EXERCISE REQUIREMENTS - Copy all of the data below line for line, keeping every word, number, and mark unchanged.

**********

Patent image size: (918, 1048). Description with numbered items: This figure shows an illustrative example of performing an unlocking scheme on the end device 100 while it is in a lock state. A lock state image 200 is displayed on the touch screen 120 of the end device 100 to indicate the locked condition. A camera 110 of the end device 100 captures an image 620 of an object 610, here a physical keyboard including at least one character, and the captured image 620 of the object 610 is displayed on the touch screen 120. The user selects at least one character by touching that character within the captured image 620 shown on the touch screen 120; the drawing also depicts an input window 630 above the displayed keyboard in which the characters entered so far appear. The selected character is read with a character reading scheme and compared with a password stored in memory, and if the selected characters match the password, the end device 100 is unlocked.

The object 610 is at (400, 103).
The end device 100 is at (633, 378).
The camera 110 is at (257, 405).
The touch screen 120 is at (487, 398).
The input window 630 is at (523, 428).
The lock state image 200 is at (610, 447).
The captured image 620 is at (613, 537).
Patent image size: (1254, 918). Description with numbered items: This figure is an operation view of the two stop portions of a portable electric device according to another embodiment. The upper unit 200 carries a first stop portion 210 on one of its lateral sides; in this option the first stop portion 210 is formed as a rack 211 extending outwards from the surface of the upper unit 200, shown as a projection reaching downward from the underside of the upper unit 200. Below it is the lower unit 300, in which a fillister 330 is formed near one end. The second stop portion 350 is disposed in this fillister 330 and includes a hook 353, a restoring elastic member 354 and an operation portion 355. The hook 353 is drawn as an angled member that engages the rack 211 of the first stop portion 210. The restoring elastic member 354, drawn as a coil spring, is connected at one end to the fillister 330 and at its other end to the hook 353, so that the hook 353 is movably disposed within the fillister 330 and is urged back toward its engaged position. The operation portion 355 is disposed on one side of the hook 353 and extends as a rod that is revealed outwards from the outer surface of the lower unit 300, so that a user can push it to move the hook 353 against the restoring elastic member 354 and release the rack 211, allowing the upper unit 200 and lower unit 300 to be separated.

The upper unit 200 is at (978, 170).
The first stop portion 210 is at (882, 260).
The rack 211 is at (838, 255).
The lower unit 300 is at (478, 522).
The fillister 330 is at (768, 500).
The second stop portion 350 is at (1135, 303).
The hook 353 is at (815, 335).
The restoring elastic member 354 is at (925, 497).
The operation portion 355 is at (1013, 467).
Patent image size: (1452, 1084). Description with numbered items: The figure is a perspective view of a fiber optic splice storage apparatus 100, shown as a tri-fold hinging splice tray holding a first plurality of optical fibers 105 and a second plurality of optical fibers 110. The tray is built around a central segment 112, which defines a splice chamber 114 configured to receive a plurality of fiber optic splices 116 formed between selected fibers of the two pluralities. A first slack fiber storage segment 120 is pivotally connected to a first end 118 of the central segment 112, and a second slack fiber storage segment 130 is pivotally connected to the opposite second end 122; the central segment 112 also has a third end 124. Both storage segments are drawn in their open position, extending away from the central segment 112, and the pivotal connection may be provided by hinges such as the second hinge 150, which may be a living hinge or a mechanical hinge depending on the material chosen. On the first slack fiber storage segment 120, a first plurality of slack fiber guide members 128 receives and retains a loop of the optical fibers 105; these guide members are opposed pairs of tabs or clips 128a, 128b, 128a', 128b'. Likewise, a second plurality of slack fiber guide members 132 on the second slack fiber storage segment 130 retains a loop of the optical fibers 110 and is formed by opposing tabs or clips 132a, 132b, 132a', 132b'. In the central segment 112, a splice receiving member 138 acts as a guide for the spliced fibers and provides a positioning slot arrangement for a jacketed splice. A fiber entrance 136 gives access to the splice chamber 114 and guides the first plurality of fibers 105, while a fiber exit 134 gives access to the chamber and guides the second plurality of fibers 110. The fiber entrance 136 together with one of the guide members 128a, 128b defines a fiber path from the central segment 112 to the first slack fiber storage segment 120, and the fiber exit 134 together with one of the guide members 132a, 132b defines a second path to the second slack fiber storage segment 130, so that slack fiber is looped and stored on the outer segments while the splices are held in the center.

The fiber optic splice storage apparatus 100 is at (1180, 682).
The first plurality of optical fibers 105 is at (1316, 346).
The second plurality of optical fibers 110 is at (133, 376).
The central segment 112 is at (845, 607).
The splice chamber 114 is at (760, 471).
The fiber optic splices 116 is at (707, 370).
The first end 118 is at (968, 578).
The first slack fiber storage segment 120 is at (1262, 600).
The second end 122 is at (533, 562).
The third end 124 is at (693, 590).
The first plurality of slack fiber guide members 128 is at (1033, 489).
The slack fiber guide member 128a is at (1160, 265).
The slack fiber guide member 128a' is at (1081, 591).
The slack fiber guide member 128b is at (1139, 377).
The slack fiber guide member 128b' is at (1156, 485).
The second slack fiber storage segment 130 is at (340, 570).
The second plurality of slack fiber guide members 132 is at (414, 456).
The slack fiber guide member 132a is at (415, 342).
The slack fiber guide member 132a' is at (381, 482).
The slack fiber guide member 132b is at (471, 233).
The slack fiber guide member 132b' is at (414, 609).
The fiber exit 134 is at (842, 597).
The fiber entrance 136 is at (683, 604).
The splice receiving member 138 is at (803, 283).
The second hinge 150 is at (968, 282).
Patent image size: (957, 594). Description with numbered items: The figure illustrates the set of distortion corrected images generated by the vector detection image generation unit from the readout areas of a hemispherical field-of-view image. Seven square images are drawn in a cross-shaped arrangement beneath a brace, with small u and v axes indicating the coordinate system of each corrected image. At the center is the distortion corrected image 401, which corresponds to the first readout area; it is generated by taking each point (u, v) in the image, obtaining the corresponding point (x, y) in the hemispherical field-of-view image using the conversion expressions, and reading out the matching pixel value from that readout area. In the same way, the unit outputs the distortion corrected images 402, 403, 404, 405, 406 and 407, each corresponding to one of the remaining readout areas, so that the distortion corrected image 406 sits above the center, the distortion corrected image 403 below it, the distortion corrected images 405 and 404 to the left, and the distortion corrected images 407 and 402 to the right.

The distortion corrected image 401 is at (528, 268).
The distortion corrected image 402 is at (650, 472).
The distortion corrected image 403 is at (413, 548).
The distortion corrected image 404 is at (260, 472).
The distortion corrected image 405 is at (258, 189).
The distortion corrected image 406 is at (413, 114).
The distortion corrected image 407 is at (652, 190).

**********

FULL OUTPUT -
Patent image size: (918, 1048). Description with numbered items: This figure shows an illustrative example of performing an unlocking scheme on the end device 100 while it is in a lock state. A lock state image 200 is displayed on the touch screen 120 of the end device 100 to indicate the locked condition. A camera 110 of the end device 100 captures an image 620 of an object 610, here a physical keyboard including at least one character, and the captured image 620 of the object 610 is displayed on the touch screen 120. The user selects at least one character by touching that character within the captured image 620 shown on the touch screen 120; the drawing also depicts an input window 630 above the displayed keyboard in which the characters entered so far appear. The selected character is read with a character reading scheme and compared with a password stored in memory, and if the selected characters match the password, the end device 100 is unlocked.

The object 610 is at (400, 103).
The end device 100 is at (633, 378).
The camera 110 is at (257, 405).
The touch screen 120 is at (487, 398).
The input window 630 is at (523, 428).
The lock state image 200 is at (610, 447).
The captured image 620 is at (613, 537).
Patent image size: (1254, 918). Description with numbered items: This figure is an operation view of the two stop portions of a portable electric device according to another embodiment. The upper unit 200 carries a first stop portion 210 on one of its lateral sides; in this option the first stop portion 210 is formed as a rack 211 extending outwards from the surface of the upper unit 200, shown as a projection reaching downward from the underside of the upper unit 200. Below it is the lower unit 300, in which a fillister 330 is formed near one end. The second stop portion 350 is disposed in this fillister 330 and includes a hook 353, a restoring elastic member 354 and an operation portion 355. The hook 353 is drawn as an angled member that engages the rack 211 of the first stop portion 210. The restoring elastic member 354, drawn as a coil spring, is connected at one end to the fillister 330 and at its other end to the hook 353, so that the hook 353 is movably disposed within the fillister 330 and is urged back toward its engaged position. The operation portion 355 is disposed on one side of the hook 353 and extends as a rod that is revealed outwards from the outer surface of the lower unit 300, so that a user can push it to move the hook 353 against the restoring elastic member 354 and release the rack 211, allowing the upper unit 200 and lower unit 300 to be separated.

The upper unit 200 is at (978, 170).
The first stop portion 210 is at (882, 260).
The rack 211 is at (838, 255).
The lower unit 300 is at (478, 522).
The fillister 330 is at (768, 500).
The second stop portion 350 is at (1135, 303).
The hook 353 is at (815, 335).
The restoring elastic member 354 is at (925, 497).
The operation portion 355 is at (1013, 467).
Patent image size: (1452, 1084). Description with numbered items: The figure is a perspective view of a fiber optic splice storage apparatus 100, shown as a tri-fold hinging splice tray holding a first plurality of optical fibers 105 and a second plurality of optical fibers 110. The tray is built around a central segment 112, which defines a splice chamber 114 configured to receive a plurality of fiber optic splices 116 formed between selected fibers of the two pluralities. A first slack fiber storage segment 120 is pivotally connected to a first end 118 of the central segment 112, and a second slack fiber storage segment 130 is pivotally connected to the opposite second end 122; the central segment 112 also has a third end 124. Both storage segments are drawn in their open position, extending away from the central segment 112, and the pivotal connection may be provided by hinges such as the second hinge 150, which may be a living hinge or a mechanical hinge depending on the material chosen. On the first slack fiber storage segment 120, a first plurality of slack fiber guide members 128 receives and retains a loop of the optical fibers 105; these guide members are opposed pairs of tabs or clips 128a, 128b, 128a', 128b'. Likewise, a second plurality of slack fiber guide members 132 on the second slack fiber storage segment 130 retains a loop of the optical fibers 110 and is formed by opposing tabs or clips 132a, 132b, 132a', 132b'. In the central segment 112, a splice receiving member 138 acts as a guide for the spliced fibers and provides a positioning slot arrangement for a jacketed splice. A fiber entrance 136 gives access to the splice chamber 114 and guides the first plurality of fibers 105, while a fiber exit 134 gives access to the chamber and guides the second plurality of fibers 110. The fiber entrance 136 together with one of the guide members 128a, 128b defines a fiber path from the central segment 112 to the first slack fiber storage segment 120, and the fiber exit 134 together with one of the guide members 132a, 132b defines a second path to the second slack fiber storage segment 130, so that slack fiber is looped and stored on the outer segments while the splices are held in the center.

The fiber optic splice storage apparatus 100 is at (1180, 682).
The first plurality of optical fibers 105 is at (1316, 346).
The second plurality of optical fibers 110 is at (133, 376).
The central segment 112 is at (845, 607).
The splice chamber 114 is at (760, 471).
The fiber optic splices 116 is at (707, 370).
The first end 118 is at (968, 578).
The first slack fiber storage segment 120 is at (1262, 600).
The second end 122 is at (533, 562).
The third end 124 is at (693, 590).
The first plurality of slack fiber guide members 128 is at (1033, 489).
The slack fiber guide member 128a is at (1160, 265).
The slack fiber guide member 128a' is at (1081, 591).
The slack fiber guide member 128b is at (1139, 377).
The slack fiber guide member 128b' is at (1156, 485).
The second slack fiber storage segment 130 is at (340, 570).
The second plurality of slack fiber guide members 132 is at (414, 456).
The slack fiber guide member 132a is at (415, 342).
The slack fiber guide member 132a' is at (381, 482).
The slack fiber guide member 132b is at (471, 233).
The slack fiber guide member 132b' is at (414, 609).
The fiber exit 134 is at (842, 597).
The fiber entrance 136 is at (683, 604).
The splice receiving member 138 is at (803, 283).
The second hinge 150 is at (968, 282).
Patent image size: (957, 594). Description with numbered items: The figure illustrates the set of distortion corrected images generated by the vector detection image generation unit from the readout areas of a hemispherical field-of-view image. Seven square images are drawn in a cross-shaped arrangement beneath a brace, with small u and v axes indicating the coordinate system of each corrected image. At the center is the distortion corrected image 401, which corresponds to the first readout area; it is generated by taking each point (u, v) in the image, obtaining the corresponding point (x, y) in the hemispherical field-of-view image using the conversion expressions, and reading out the matching pixel value from that readout area. In the same way, the unit outputs the distortion corrected images 402, 403, 404, 405, 406 and 407, each corresponding to one of the remaining readout areas, so that the distortion corrected image 406 sits above the center, the distortion corrected image 403 below it, the distortion corrected images 405 and 404 to the left, and the distortion corrected images 407 and 402 to the right.

The distortion corrected image 401 is at (528, 268).
The distortion corrected image 402 is at (650, 472).
The distortion corrected image 403 is at (413, 548).
The distortion corrected image 404 is at (260, 472).
The distortion corrected image 405 is at (258, 189).
The distortion corrected image 406 is at (413, 114).
The distortion corrected image 407 is at (652, 190).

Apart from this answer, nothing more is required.